_Exercise instructions_
Extract the lines from the start of the records through the line containing "legend-label: 2016 bbox=[448, 266, 472, 279]", both included, and reproduce them verbatim.

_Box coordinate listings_
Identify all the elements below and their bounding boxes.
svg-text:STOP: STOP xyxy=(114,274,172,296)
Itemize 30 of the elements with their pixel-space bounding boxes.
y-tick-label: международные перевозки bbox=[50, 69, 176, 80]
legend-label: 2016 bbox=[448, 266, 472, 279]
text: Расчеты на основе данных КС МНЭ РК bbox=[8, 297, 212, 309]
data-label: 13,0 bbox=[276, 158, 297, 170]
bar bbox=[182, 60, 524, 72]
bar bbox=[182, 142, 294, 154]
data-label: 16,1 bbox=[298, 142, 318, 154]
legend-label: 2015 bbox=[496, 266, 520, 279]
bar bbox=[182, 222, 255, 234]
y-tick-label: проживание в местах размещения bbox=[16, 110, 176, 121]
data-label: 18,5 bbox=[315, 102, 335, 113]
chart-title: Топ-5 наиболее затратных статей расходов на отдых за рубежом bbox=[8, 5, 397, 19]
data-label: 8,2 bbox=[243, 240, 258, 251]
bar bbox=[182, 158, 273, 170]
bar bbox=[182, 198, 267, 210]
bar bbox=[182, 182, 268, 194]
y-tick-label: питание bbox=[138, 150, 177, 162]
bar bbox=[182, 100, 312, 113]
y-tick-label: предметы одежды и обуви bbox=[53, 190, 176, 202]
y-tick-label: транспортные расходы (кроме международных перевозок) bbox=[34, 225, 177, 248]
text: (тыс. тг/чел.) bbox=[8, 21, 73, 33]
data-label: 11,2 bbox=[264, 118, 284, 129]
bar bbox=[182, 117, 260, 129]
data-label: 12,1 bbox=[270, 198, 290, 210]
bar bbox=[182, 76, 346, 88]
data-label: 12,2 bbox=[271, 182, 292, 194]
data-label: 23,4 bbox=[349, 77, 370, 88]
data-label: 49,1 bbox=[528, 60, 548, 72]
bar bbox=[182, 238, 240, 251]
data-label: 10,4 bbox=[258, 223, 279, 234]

_Answer for the task_
Identify all the elements below and their bounding boxes.
svg-text:STOP: STOP xyxy=(114,274,172,296)
Itemize 30 of the elements with their pixel-space bounding boxes.
y-tick-label: международные перевозки bbox=[50, 69, 176, 80]
legend-label: 2016 bbox=[448, 266, 472, 279]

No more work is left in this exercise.